- **Task directions**: Without the pictures, write out all the lines below exactly as they appear.

- **Material for the task**:
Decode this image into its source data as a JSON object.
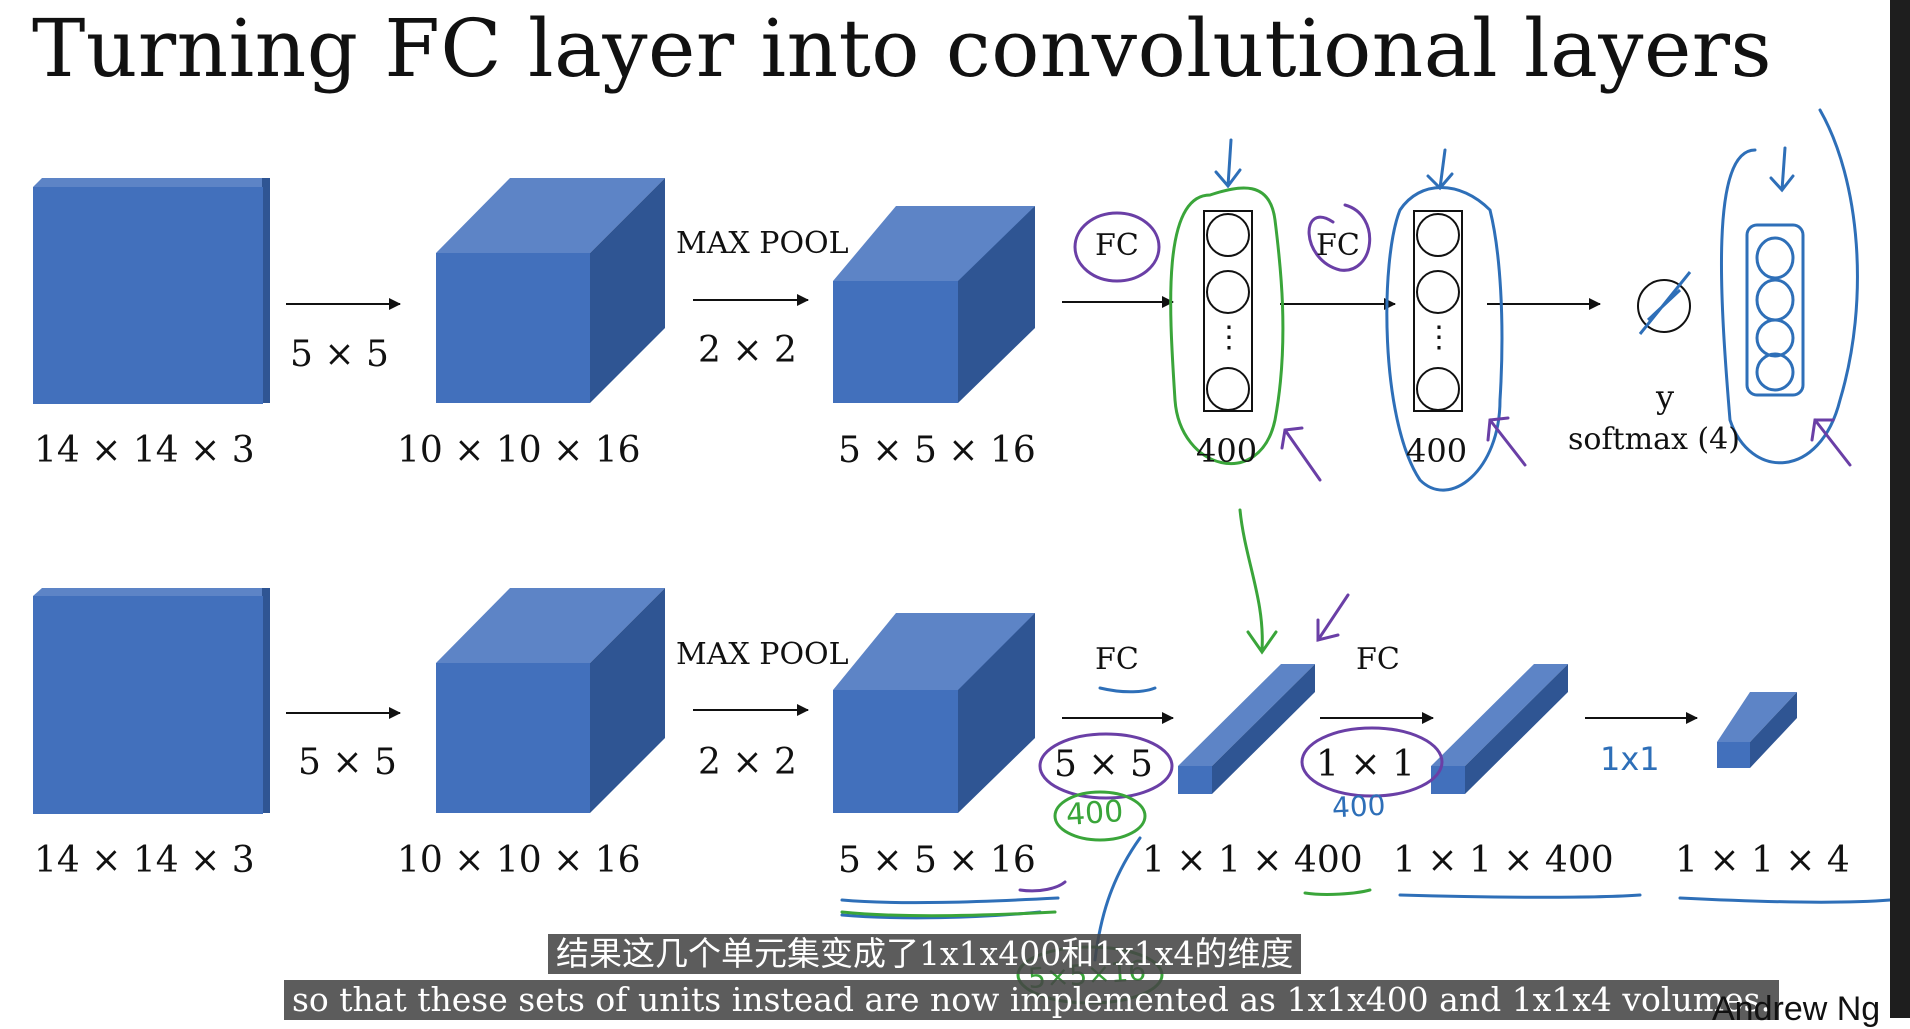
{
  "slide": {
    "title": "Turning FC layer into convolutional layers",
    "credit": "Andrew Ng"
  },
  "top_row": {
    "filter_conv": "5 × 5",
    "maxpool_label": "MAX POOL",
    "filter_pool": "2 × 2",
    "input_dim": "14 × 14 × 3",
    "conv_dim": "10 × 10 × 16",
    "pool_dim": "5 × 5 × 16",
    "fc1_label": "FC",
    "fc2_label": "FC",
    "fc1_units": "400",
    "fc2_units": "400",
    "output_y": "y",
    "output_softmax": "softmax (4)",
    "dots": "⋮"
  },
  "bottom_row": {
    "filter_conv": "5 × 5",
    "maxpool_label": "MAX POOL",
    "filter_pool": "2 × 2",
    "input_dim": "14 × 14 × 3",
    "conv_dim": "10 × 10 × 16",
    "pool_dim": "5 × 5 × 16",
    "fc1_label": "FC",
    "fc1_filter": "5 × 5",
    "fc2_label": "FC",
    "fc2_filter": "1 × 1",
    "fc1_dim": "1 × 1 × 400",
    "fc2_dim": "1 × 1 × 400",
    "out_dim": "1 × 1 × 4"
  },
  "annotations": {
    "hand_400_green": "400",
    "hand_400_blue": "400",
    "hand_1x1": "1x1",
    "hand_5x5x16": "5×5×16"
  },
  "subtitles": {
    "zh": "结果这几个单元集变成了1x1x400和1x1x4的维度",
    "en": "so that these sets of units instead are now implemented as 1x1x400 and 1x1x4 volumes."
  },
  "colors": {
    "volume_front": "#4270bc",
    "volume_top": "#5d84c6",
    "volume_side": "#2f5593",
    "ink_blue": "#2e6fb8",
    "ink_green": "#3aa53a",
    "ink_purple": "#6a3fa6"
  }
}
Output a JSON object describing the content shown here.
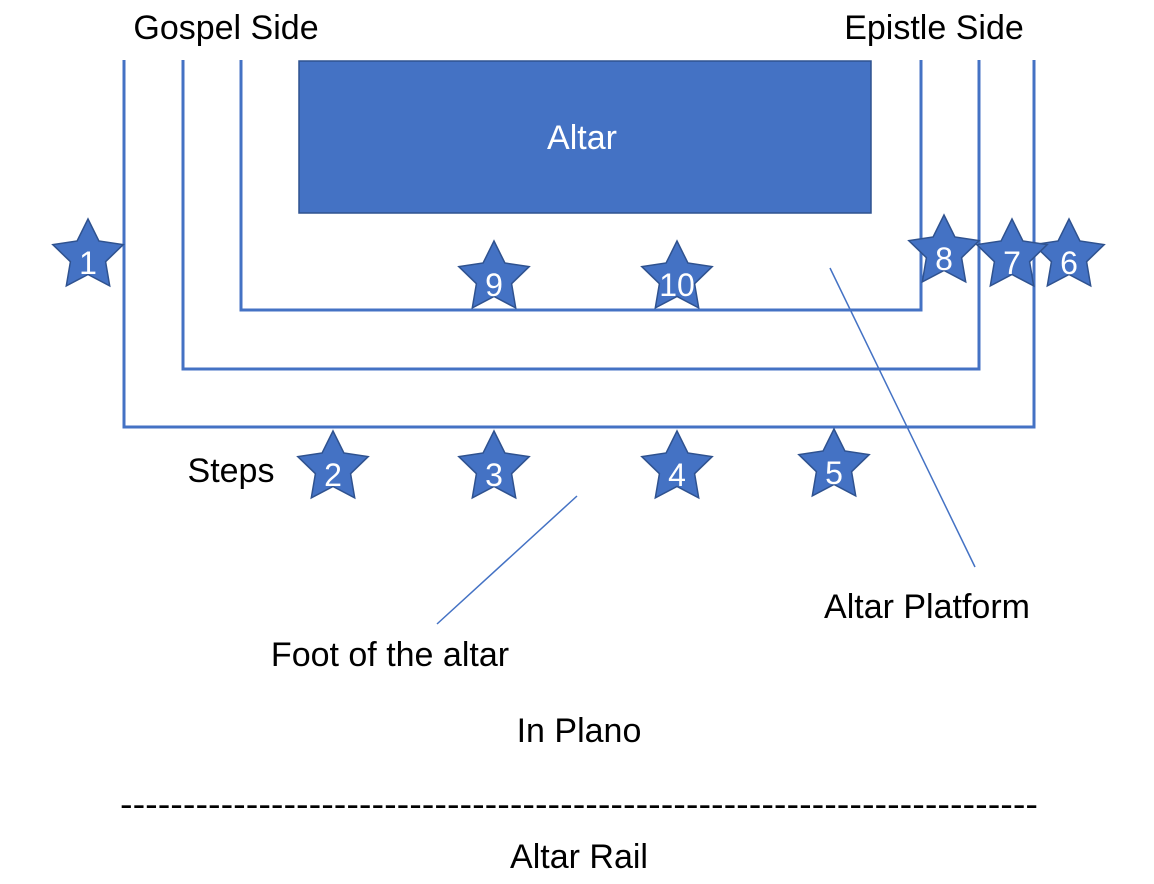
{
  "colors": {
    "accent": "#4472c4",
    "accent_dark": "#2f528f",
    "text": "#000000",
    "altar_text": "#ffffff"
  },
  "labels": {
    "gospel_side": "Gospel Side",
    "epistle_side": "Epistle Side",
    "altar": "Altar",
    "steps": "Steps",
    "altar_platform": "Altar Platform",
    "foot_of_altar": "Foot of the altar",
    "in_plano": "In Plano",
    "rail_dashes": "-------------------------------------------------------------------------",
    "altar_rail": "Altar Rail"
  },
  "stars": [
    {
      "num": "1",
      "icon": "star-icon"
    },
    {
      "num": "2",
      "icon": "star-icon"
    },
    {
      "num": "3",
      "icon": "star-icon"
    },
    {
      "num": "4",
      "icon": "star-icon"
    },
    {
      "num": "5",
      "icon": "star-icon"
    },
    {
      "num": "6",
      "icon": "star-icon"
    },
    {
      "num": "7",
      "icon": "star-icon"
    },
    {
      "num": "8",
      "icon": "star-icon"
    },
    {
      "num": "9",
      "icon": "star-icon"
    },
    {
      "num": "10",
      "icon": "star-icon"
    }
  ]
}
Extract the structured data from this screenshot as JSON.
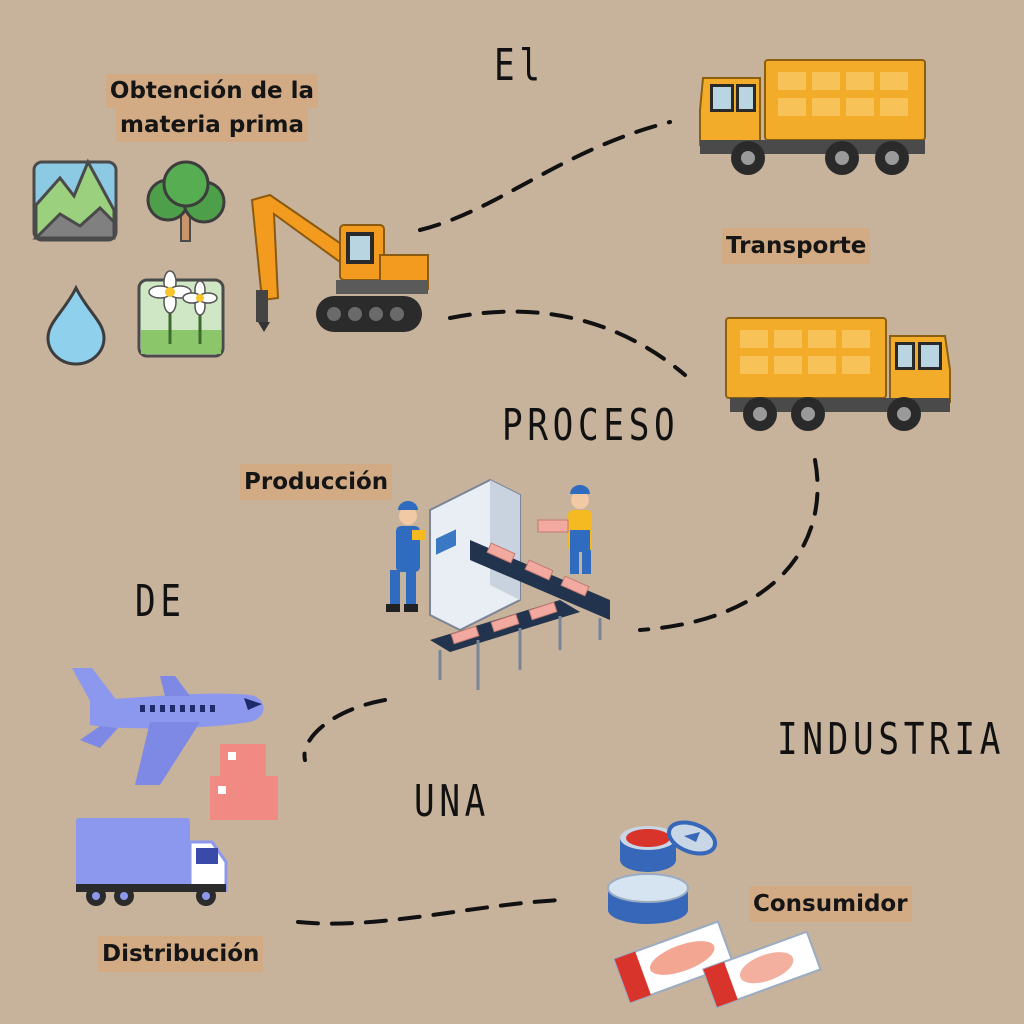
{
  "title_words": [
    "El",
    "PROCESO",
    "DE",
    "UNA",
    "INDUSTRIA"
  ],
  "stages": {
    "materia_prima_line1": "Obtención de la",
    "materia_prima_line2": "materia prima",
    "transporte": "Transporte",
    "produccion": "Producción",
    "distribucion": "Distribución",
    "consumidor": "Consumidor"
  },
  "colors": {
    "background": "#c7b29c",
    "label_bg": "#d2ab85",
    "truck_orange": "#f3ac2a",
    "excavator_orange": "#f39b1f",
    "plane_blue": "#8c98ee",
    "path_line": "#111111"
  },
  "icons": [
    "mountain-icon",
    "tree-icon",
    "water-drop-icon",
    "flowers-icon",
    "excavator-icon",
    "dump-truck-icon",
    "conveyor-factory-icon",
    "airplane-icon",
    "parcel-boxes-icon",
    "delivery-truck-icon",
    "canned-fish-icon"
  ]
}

- **The solution**:
Decode this image into its source data as a JSON object.
{
  "slide": {
    "title": "Turning FC layer into convolutional layers",
    "credit": "Andrew Ng"
  },
  "top_row": {
    "filter_conv": "5 × 5",
    "maxpool_label": "MAX POOL",
    "filter_pool": "2 × 2",
    "input_dim": "14 × 14 × 3",
    "conv_dim": "10 × 10 × 16",
    "pool_dim": "5 × 5 × 16",
    "fc1_label": "FC",
    "fc2_label": "FC",
    "fc1_units": "400",
    "fc2_units": "400",
    "output_y": "y",
    "output_softmax": "softmax (4)",
    "dots": "⋮"
  },
  "bottom_row": {
    "filter_conv": "5 × 5",
    "maxpool_label": "MAX POOL",
    "filter_pool": "2 × 2",
    "input_dim": "14 × 14 × 3",
    "conv_dim": "10 × 10 × 16",
    "pool_dim": "5 × 5 × 16",
    "fc1_label": "FC",
    "fc1_filter": "5 × 5",
    "fc2_label": "FC",
    "fc2_filter": "1 × 1",
    "fc1_dim": "1 × 1 × 400",
    "fc2_dim": "1 × 1 × 400",
    "out_dim": "1 × 1 × 4"
  },
  "annotations": {
    "hand_400_green": "400",
    "hand_400_blue": "400",
    "hand_1x1": "1x1",
    "hand_5x5x16": "5×5×16"
  },
  "subtitles": {
    "zh": "结果这几个单元集变成了1x1x400和1x1x4的维度",
    "en": "so that these sets of units instead are now implemented as 1x1x400 and 1x1x4 volumes."
  },
  "colors": {
    "volume_front": "#4270bc",
    "volume_top": "#5d84c6",
    "volume_side": "#2f5593",
    "ink_blue": "#2e6fb8",
    "ink_green": "#3aa53a",
    "ink_purple": "#6a3fa6"
  }
}
Output a JSON object describing the content shown here.
{
  "colors": {
    "accent": "#4472c4",
    "accent_dark": "#2f528f",
    "text": "#000000",
    "altar_text": "#ffffff"
  },
  "labels": {
    "gospel_side": "Gospel Side",
    "epistle_side": "Epistle Side",
    "altar": "Altar",
    "steps": "Steps",
    "altar_platform": "Altar Platform",
    "foot_of_altar": "Foot of the altar",
    "in_plano": "In Plano",
    "rail_dashes": "-------------------------------------------------------------------------",
    "altar_rail": "Altar Rail"
  },
  "stars": [
    {
      "num": "1",
      "icon": "star-icon"
    },
    {
      "num": "2",
      "icon": "star-icon"
    },
    {
      "num": "3",
      "icon": "star-icon"
    },
    {
      "num": "4",
      "icon": "star-icon"
    },
    {
      "num": "5",
      "icon": "star-icon"
    },
    {
      "num": "6",
      "icon": "star-icon"
    },
    {
      "num": "7",
      "icon": "star-icon"
    },
    {
      "num": "8",
      "icon": "star-icon"
    },
    {
      "num": "9",
      "icon": "star-icon"
    },
    {
      "num": "10",
      "icon": "star-icon"
    }
  ]
}
Extract the structured data from this screenshot as JSON.
{
  "title_words": [
    "El",
    "PROCESO",
    "DE",
    "UNA",
    "INDUSTRIA"
  ],
  "stages": {
    "materia_prima_line1": "Obtención de la",
    "materia_prima_line2": "materia prima",
    "transporte": "Transporte",
    "produccion": "Producción",
    "distribucion": "Distribución",
    "consumidor": "Consumidor"
  },
  "colors": {
    "background": "#c7b29c",
    "label_bg": "#d2ab85",
    "truck_orange": "#f3ac2a",
    "excavator_orange": "#f39b1f",
    "plane_blue": "#8c98ee",
    "path_line": "#111111"
  },
  "icons": [
    "mountain-icon",
    "tree-icon",
    "water-drop-icon",
    "flowers-icon",
    "excavator-icon",
    "dump-truck-icon",
    "conveyor-factory-icon",
    "airplane-icon",
    "parcel-boxes-icon",
    "delivery-truck-icon",
    "canned-fish-icon"
  ]
}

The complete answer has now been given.